------ Input rows ------

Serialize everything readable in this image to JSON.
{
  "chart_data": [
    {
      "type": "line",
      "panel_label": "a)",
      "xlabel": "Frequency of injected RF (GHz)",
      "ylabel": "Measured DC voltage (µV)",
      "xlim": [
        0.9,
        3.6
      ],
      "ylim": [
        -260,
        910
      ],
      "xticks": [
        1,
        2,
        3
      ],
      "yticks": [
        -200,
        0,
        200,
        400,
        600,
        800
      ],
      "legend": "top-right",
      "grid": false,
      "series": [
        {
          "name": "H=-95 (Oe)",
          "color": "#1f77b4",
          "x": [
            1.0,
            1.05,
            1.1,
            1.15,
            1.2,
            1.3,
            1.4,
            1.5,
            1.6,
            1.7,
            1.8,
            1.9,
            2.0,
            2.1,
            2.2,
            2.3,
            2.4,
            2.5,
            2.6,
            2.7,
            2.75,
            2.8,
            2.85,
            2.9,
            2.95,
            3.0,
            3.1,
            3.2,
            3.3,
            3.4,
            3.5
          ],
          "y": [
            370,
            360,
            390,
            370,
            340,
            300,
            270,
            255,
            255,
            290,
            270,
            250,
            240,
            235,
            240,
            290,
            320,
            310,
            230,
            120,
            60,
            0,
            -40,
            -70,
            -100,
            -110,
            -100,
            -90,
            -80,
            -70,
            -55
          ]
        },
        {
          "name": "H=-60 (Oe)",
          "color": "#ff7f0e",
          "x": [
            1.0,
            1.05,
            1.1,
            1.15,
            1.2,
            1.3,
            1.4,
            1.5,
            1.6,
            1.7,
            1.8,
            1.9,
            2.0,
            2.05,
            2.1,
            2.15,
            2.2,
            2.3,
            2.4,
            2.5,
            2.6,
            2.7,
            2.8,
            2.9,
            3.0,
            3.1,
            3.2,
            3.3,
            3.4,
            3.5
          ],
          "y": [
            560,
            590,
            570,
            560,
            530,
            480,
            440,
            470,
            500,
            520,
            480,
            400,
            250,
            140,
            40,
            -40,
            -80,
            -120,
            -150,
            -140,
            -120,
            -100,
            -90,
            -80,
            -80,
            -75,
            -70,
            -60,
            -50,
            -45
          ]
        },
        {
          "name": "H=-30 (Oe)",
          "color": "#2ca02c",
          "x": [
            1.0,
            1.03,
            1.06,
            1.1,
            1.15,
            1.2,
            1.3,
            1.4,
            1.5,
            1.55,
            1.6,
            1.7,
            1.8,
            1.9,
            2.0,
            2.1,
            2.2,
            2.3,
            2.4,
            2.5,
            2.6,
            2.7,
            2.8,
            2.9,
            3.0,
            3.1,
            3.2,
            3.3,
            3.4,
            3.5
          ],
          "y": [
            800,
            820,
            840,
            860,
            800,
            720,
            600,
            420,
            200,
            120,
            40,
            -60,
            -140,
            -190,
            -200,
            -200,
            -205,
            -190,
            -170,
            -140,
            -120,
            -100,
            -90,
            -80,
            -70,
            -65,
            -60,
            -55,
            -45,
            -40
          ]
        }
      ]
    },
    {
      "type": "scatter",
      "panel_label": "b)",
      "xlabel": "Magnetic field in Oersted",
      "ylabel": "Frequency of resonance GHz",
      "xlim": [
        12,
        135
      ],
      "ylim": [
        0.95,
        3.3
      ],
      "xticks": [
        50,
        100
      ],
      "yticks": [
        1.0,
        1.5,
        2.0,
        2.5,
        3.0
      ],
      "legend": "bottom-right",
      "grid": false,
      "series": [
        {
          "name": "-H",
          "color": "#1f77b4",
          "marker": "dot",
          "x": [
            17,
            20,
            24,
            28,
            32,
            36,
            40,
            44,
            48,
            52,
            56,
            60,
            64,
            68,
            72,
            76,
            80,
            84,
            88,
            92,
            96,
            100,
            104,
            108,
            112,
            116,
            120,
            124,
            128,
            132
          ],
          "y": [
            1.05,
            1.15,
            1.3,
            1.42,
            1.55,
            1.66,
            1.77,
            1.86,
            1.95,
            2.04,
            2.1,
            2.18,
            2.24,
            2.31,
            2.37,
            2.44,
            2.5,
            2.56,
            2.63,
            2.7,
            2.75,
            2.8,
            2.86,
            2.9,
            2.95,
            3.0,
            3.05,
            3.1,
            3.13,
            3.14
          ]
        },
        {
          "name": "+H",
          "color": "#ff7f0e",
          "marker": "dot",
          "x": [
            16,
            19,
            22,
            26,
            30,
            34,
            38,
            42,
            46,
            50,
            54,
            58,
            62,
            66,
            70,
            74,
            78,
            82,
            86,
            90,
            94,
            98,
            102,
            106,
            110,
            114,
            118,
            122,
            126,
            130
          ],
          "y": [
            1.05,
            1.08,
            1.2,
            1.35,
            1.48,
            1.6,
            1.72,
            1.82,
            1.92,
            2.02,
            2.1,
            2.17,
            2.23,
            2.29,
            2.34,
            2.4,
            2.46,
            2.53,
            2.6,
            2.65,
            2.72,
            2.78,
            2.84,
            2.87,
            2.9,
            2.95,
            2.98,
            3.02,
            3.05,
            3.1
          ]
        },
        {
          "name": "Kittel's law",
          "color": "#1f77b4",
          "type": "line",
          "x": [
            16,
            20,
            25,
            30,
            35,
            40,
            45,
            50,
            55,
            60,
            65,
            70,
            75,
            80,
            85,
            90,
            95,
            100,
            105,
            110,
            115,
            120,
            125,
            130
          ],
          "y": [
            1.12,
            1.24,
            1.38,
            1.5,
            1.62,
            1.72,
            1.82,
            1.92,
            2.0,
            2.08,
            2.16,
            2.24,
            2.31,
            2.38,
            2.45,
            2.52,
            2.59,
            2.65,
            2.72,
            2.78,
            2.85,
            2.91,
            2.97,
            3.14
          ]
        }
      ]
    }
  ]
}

------
------ Input rows ------

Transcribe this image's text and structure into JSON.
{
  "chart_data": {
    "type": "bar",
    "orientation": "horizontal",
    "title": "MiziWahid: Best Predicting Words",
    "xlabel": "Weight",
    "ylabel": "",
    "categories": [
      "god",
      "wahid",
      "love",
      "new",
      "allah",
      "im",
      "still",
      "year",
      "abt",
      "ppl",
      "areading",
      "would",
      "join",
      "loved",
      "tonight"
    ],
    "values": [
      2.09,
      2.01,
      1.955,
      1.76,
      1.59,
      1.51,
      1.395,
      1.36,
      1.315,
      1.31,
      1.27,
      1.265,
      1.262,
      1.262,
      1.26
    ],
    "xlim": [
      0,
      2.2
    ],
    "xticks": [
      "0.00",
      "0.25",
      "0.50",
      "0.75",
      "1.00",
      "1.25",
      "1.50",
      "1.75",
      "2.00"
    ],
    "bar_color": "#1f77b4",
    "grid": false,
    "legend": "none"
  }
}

------

**Exercise aim:** Show all lines from the records above where the word "image" occurs.

**Response:**
Serialize everything readable in this image to JSON.
Transcribe this image's text and structure into JSON.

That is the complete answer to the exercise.